◆ REQUIREMENT A:
According to the header of the dataset paper on mapping biophysical parameters, on what date was the paper accepted?
◆ REQUIREMENT B:
Print the part of the header of the dataset paper on mapping biophysical parameters starting with "Academic Editor: Jai" and going on through "is properly cited.".
◆ REQUIREMENT C:
Carry on the header of the dataset paper on mapping biophysical parameters from where it stops.

◆ EXTRACT PROVIDED:
*-*-*
Table of Contents
Dataset Papers in Science
Volume 2015 (2015), Article ID 564279, 11 pages
Dataset Paper

Mapping Biophysical Parameters for Land Surface Modeling over the Continental US Using MODIS and Landsat

1Biospheric Sciences Laboratory, NASA’s Goddard Space Flight Center, Greenbelt, MD 20771, USA
2Earth System Science Interdisciplinary Center, University of Maryland, College Park, MD 20742, USA
3Center for Research and Applications in Remote Sensing (CARTEL), Sherbrooke University, Sherbrooke, QC, Canada J1K 2R1
4Joint Global Change Research Institute, Pacific Northwest National Laboratory and the University of Maryland, College Park, MD 20740, USA
5Terrestrial Information Systems Laboratory, NASA’s Goddard Space Flight Center, Greenbelt, MD 20771, USA

Received 8 October 2014; Revised 12 January 2015; Accepted 12 January 2015

Academic Editor: Jai Vaze

Copyright © 2015 Lahouari Bounoua et al. This is an open access article distributed under the Creative Commons Attribution License, which permits unrestricted use, distribution, and reproduction in any medium, provided the original work is properly cited.
*-*-*
Stored data entries:
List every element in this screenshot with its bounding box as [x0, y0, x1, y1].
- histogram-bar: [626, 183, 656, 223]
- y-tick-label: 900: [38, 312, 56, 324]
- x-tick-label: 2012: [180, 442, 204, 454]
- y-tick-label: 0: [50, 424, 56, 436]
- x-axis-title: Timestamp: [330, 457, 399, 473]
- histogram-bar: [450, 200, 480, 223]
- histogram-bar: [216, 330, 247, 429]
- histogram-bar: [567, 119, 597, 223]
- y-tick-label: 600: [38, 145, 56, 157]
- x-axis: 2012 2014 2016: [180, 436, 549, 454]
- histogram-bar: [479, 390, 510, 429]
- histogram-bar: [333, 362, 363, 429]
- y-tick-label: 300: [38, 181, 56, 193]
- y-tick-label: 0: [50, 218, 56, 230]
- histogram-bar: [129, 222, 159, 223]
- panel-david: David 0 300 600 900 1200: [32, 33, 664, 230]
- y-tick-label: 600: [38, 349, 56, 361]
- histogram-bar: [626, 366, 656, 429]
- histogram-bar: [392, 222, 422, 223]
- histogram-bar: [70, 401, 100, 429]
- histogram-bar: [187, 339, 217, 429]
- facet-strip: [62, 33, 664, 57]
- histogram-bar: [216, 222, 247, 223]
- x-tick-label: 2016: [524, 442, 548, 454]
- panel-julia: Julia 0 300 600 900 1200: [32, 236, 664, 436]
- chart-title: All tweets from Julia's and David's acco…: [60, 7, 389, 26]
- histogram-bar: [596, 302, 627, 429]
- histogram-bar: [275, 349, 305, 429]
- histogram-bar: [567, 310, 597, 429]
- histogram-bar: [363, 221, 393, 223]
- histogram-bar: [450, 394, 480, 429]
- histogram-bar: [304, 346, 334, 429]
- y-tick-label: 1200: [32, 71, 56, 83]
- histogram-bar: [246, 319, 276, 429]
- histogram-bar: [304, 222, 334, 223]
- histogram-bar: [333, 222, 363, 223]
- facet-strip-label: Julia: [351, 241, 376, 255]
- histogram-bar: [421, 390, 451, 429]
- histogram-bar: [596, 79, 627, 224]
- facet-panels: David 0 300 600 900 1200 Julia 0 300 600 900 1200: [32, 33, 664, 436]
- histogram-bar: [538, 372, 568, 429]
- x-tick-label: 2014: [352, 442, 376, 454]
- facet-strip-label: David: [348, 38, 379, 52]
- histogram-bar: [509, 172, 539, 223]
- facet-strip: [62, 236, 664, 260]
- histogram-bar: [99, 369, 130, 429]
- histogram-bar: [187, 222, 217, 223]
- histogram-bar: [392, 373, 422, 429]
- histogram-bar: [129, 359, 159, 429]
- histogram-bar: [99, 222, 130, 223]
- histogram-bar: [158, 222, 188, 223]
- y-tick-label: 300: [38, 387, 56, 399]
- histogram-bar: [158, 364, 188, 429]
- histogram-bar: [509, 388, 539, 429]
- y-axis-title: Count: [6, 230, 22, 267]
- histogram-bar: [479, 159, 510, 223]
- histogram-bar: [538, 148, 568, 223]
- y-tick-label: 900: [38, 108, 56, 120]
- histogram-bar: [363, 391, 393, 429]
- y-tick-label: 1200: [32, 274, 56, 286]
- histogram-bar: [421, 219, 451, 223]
*-*-*
◆ RESPONSE A:
12 January 2015

◆ RESPONSE B:
Academic Editor: Jai Vaze

Copyright © 2015 Lahouari Bounoua et al. This is an open access article distributed under the Creative Commons Attribution License, which permits unrestricted use, distribution, and reproduction in any medium, provided the original work is properly cited.

◆ RESPONSE C:
In terms of the space cities occupy, urbanization appears as a minor land transformation. However, it permanently modifies land’s ecological functions, altering its carbon, energy, and water fluxes. It is therefore necessary to develop a land cover characterization at fine spatial and temporal scales to capture urbanization’s effects on surface fluxes. We develop a series of biophysical vegetation parameters such as the fraction of photosynthetically active radiation, leaf area index, vegetation greenness fraction, and roughness length over the continental US using MODIS and Landsat products for 2001. A 13-class land cover map was developed at a climate modeling grid (CMG) merging the 500 m MODIS land cover and the 30 m impervious surface area from the National Land Cover Database. The landscape subgrid heterogeneity was preserved using fractions of each class from the 500 m and 30 m into the CMG. Biophysical parameters were computed using the 8-day composite Normalized Difference Vegetation Index produced by the North American Carbon Program. In addition to urban impact assessments, this dataset is useful for the computation of surface fluxes in land, vegetation, and urban models and is expected to be widely used in different land cover and land use change applications.